* _Stated problem_
Output the full listing below exactly, without the pictures.
* Begin Data *
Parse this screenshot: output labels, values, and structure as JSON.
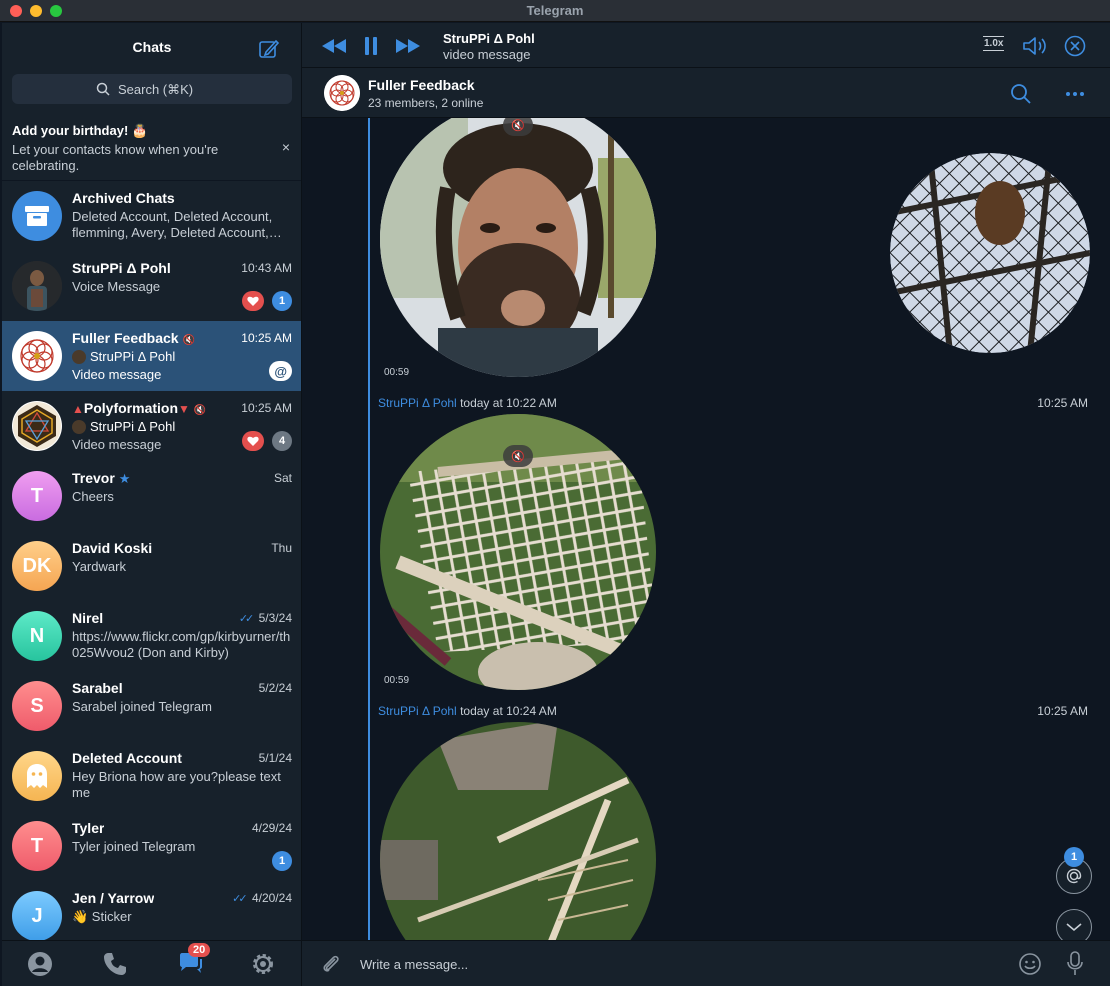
{
  "window": {
    "title": "Telegram"
  },
  "sidebar": {
    "title": "Chats",
    "search_placeholder": "Search (⌘K)",
    "birthday": {
      "title": "Add your birthday! 🎂",
      "text": "Let your contacts know when you're celebrating.",
      "close": "×"
    },
    "chats": [
      {
        "name": "Archived Chats",
        "time": "",
        "preview": "Deleted Account, Deleted Account, flemming, Avery, Deleted Account,…",
        "avatar_color": "#3e8de0"
      },
      {
        "name": "StruPPi Δ Pohl",
        "time": "10:43 AM",
        "preview": "Voice Message",
        "unread": "1"
      },
      {
        "name": "Fuller Feedback",
        "time": "10:25 AM",
        "sender": "StruPPi Δ Pohl",
        "preview": "Video message",
        "mention": "@"
      },
      {
        "name": "Polyformation",
        "time": "10:25 AM",
        "sender": "StruPPi Δ Pohl",
        "preview": "Video message",
        "unread": "4"
      },
      {
        "name": "Trevor",
        "time": "Sat",
        "preview": "Cheers",
        "initials": "T",
        "avatar_color": "#e17be0"
      },
      {
        "name": "David Koski",
        "time": "Thu",
        "preview": "Yardwark",
        "initials": "DK",
        "avatar_color": "#f5b86b"
      },
      {
        "name": "Nirel",
        "time": "5/3/24",
        "preview": "https://www.flickr.com/gp/kirbyurner/th025Wvou2 (Don and Kirby)",
        "initials": "N",
        "avatar_color": "#3fd6b4"
      },
      {
        "name": "Sarabel",
        "time": "5/2/24",
        "preview": "Sarabel joined Telegram",
        "initials": "S",
        "avatar_color": "#f27070"
      },
      {
        "name": "Deleted Account",
        "time": "5/1/24",
        "preview": "Hey Briona how are you?please text me",
        "avatar_color": "#f5c46b"
      },
      {
        "name": "Tyler",
        "time": "4/29/24",
        "preview": "Tyler joined Telegram",
        "initials": "T",
        "avatar_color": "#f27070",
        "unread": "1"
      },
      {
        "name": "Jen / Yarrow",
        "time": "4/20/24",
        "preview": "👋 Sticker",
        "initials": "J",
        "avatar_color": "#5cb8f5"
      }
    ],
    "nav_badge": "20"
  },
  "player": {
    "title": "StruPPi Δ Pohl",
    "subtitle": "video message",
    "speed": "1.0x"
  },
  "chat": {
    "name": "Fuller Feedback",
    "subtitle": "23 members, 2 online",
    "messages": [
      {
        "duration": "00:59"
      },
      {
        "sender": "StruPPi Δ Pohl",
        "meta": "today at 10:22 AM",
        "time": "10:25 AM",
        "duration": "00:59"
      },
      {
        "sender": "StruPPi Δ Pohl",
        "meta": "today at 10:24 AM",
        "time": "10:25 AM"
      }
    ],
    "mention_badge": "1",
    "composer_placeholder": "Write a message..."
  },
  "colors": {
    "accent": "#3e8de0",
    "active_chat": "#2b5278",
    "sidebar_bg": "#17212b",
    "chat_bg": "#0e1621"
  }
}
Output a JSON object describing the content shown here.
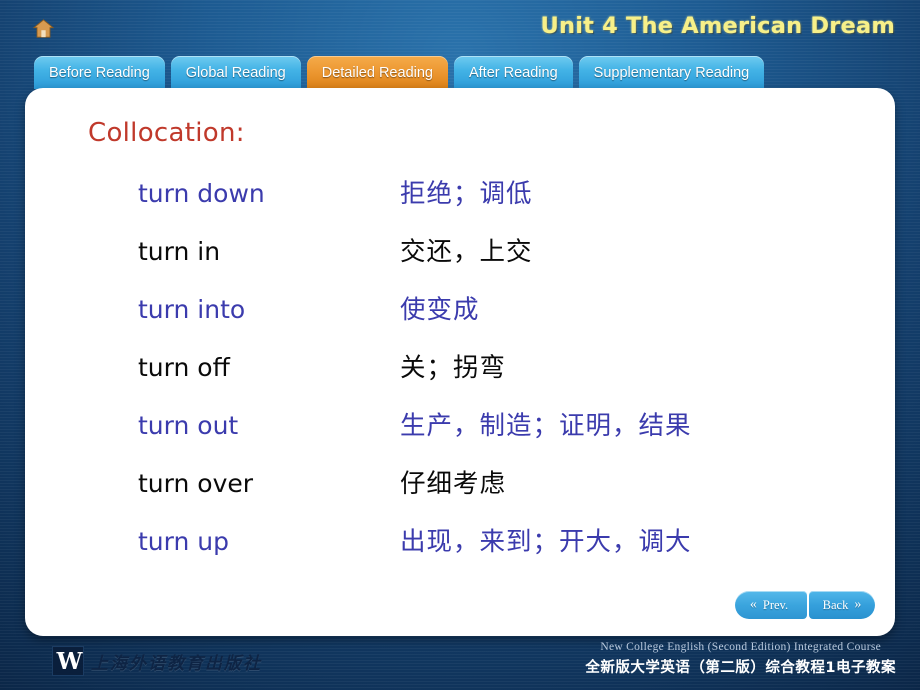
* End Data *
* _Reply to the exercise_
Parse this screenshot: output labels, values, and structure as JSON.
{
  "window": {
    "title": "Telegram"
  },
  "sidebar": {
    "title": "Chats",
    "search_placeholder": "Search (⌘K)",
    "birthday": {
      "title": "Add your birthday! 🎂",
      "text": "Let your contacts know when you're celebrating.",
      "close": "×"
    },
    "chats": [
      {
        "name": "Archived Chats",
        "time": "",
        "preview": "Deleted Account, Deleted Account, flemming, Avery, Deleted Account,…",
        "avatar_color": "#3e8de0"
      },
      {
        "name": "StruPPi Δ Pohl",
        "time": "10:43 AM",
        "preview": "Voice Message",
        "unread": "1"
      },
      {
        "name": "Fuller Feedback",
        "time": "10:25 AM",
        "sender": "StruPPi Δ Pohl",
        "preview": "Video message",
        "mention": "@"
      },
      {
        "name": "Polyformation",
        "time": "10:25 AM",
        "sender": "StruPPi Δ Pohl",
        "preview": "Video message",
        "unread": "4"
      },
      {
        "name": "Trevor",
        "time": "Sat",
        "preview": "Cheers",
        "initials": "T",
        "avatar_color": "#e17be0"
      },
      {
        "name": "David Koski",
        "time": "Thu",
        "preview": "Yardwark",
        "initials": "DK",
        "avatar_color": "#f5b86b"
      },
      {
        "name": "Nirel",
        "time": "5/3/24",
        "preview": "https://www.flickr.com/gp/kirbyurner/th025Wvou2 (Don and Kirby)",
        "initials": "N",
        "avatar_color": "#3fd6b4"
      },
      {
        "name": "Sarabel",
        "time": "5/2/24",
        "preview": "Sarabel joined Telegram",
        "initials": "S",
        "avatar_color": "#f27070"
      },
      {
        "name": "Deleted Account",
        "time": "5/1/24",
        "preview": "Hey Briona how are you?please text me",
        "avatar_color": "#f5c46b"
      },
      {
        "name": "Tyler",
        "time": "4/29/24",
        "preview": "Tyler joined Telegram",
        "initials": "T",
        "avatar_color": "#f27070",
        "unread": "1"
      },
      {
        "name": "Jen / Yarrow",
        "time": "4/20/24",
        "preview": "👋 Sticker",
        "initials": "J",
        "avatar_color": "#5cb8f5"
      }
    ],
    "nav_badge": "20"
  },
  "player": {
    "title": "StruPPi Δ Pohl",
    "subtitle": "video message",
    "speed": "1.0x"
  },
  "chat": {
    "name": "Fuller Feedback",
    "subtitle": "23 members, 2 online",
    "messages": [
      {
        "duration": "00:59"
      },
      {
        "sender": "StruPPi Δ Pohl",
        "meta": "today at 10:22 AM",
        "time": "10:25 AM",
        "duration": "00:59"
      },
      {
        "sender": "StruPPi Δ Pohl",
        "meta": "today at 10:24 AM",
        "time": "10:25 AM"
      }
    ],
    "mention_badge": "1",
    "composer_placeholder": "Write a message..."
  },
  "colors": {
    "accent": "#3e8de0",
    "active_chat": "#2b5278",
    "sidebar_bg": "#17212b",
    "chat_bg": "#0e1621"
  }
}
Output a JSON object describing the content shown here.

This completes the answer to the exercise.